**The request**. Without omitting anything, retype the data that follows.
★ ★ ★ ★ ★
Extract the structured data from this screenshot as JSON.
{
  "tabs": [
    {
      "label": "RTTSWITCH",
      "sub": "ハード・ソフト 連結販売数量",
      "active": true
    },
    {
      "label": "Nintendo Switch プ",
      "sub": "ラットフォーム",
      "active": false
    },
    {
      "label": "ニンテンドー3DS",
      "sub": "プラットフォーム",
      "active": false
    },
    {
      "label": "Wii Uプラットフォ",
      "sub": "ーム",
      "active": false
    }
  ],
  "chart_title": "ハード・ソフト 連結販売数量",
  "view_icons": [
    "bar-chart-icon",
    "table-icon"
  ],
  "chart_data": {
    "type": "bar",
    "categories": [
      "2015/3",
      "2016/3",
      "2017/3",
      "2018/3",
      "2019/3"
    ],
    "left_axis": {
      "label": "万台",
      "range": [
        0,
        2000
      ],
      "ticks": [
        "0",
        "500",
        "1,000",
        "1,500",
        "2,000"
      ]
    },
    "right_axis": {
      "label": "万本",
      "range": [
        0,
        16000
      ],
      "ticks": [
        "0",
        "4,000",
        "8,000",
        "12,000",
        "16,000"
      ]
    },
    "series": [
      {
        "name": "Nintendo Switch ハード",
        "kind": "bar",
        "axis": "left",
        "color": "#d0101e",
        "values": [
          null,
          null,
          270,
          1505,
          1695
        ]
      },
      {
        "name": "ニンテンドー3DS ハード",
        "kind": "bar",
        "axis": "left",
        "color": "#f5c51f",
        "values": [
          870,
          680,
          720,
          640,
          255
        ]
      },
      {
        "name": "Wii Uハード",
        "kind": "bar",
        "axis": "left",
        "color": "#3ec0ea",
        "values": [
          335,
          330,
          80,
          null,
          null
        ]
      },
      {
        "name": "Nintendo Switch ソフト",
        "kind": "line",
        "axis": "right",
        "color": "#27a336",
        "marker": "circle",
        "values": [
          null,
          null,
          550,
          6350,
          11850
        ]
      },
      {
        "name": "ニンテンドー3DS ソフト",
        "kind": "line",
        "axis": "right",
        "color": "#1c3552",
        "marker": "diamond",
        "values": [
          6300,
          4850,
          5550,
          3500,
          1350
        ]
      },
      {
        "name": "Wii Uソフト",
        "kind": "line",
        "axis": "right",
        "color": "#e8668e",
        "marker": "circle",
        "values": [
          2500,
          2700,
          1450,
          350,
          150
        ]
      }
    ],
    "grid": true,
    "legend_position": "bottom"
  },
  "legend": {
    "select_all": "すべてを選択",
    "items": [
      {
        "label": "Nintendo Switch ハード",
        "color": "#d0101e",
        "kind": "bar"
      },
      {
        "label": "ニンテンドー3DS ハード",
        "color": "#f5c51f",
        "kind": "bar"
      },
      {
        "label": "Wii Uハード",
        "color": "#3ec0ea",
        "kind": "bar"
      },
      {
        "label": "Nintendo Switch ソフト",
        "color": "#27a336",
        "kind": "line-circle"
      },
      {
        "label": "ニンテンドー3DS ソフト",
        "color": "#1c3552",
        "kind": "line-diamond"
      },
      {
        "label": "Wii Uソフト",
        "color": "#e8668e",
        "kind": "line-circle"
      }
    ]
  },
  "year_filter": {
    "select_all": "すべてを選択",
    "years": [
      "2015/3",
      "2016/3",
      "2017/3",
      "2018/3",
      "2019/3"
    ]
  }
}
★ ★ ★ ★ ★
**Answer to the exercise**.
Extract the structured data from this screenshot as JSON.
{
  "tabs": [
    {
      "label": "RTTSWITCH",
      "sub": "ハード・ソフト 連結販売数量",
      "active": true
    },
    {
      "label": "Nintendo Switch プ",
      "sub": "ラットフォーム",
      "active": false
    },
    {
      "label": "ニンテンドー3DS",
      "sub": "プラットフォーム",
      "active": false
    },
    {
      "label": "Wii Uプラットフォ",
      "sub": "ーム",
      "active": false
    }
  ],
  "chart_title": "ハード・ソフト 連結販売数量",
  "view_icons": [
    "bar-chart-icon",
    "table-icon"
  ],
  "chart_data": {
    "type": "bar",
    "categories": [
      "2015/3",
      "2016/3",
      "2017/3",
      "2018/3",
      "2019/3"
    ],
    "left_axis": {
      "label": "万台",
      "range": [
        0,
        2000
      ],
      "ticks": [
        "0",
        "500",
        "1,000",
        "1,500",
        "2,000"
      ]
    },
    "right_axis": {
      "label": "万本",
      "range": [
        0,
        16000
      ],
      "ticks": [
        "0",
        "4,000",
        "8,000",
        "12,000",
        "16,000"
      ]
    },
    "series": [
      {
        "name": "Nintendo Switch ハード",
        "kind": "bar",
        "axis": "left",
        "color": "#d0101e",
        "values": [
          null,
          null,
          270,
          1505,
          1695
        ]
      },
      {
        "name": "ニンテンドー3DS ハード",
        "kind": "bar",
        "axis": "left",
        "color": "#f5c51f",
        "values": [
          870,
          680,
          720,
          640,
          255
        ]
      },
      {
        "name": "Wii Uハード",
        "kind": "bar",
        "axis": "left",
        "color": "#3ec0ea",
        "values": [
          335,
          330,
          80,
          null,
          null
        ]
      },
      {
        "name": "Nintendo Switch ソフト",
        "kind": "line",
        "axis": "right",
        "color": "#27a336",
        "marker": "circle",
        "values": [
          null,
          null,
          550,
          6350,
          11850
        ]
      },
      {
        "name": "ニンテンドー3DS ソフト",
        "kind": "line",
        "axis": "right",
        "color": "#1c3552",
        "marker": "diamond",
        "values": [
          6300,
          4850,
          5550,
          3500,
          1350
        ]
      },
      {
        "name": "Wii Uソフト",
        "kind": "line",
        "axis": "right",
        "color": "#e8668e",
        "marker": "circle",
        "values": [
          2500,
          2700,
          1450,
          350,
          150
        ]
      }
    ],
    "grid": true,
    "legend_position": "bottom"
  },
  "legend": {
    "select_all": "すべてを選択",
    "items": [
      {
        "label": "Nintendo Switch ハード",
        "color": "#d0101e",
        "kind": "bar"
      },
      {
        "label": "ニンテンドー3DS ハード",
        "color": "#f5c51f",
        "kind": "bar"
      },
      {
        "label": "Wii Uハード",
        "color": "#3ec0ea",
        "kind": "bar"
      },
      {
        "label": "Nintendo Switch ソフト",
        "color": "#27a336",
        "kind": "line-circle"
      },
      {
        "label": "ニンテンドー3DS ソフト",
        "color": "#1c3552",
        "kind": "line-diamond"
      },
      {
        "label": "Wii Uソフト",
        "color": "#e8668e",
        "kind": "line-circle"
      }
    ]
  },
  "year_filter": {
    "select_all": "すべてを選択",
    "years": [
      "2015/3",
      "2016/3",
      "2017/3",
      "2018/3",
      "2019/3"
    ]
  }
}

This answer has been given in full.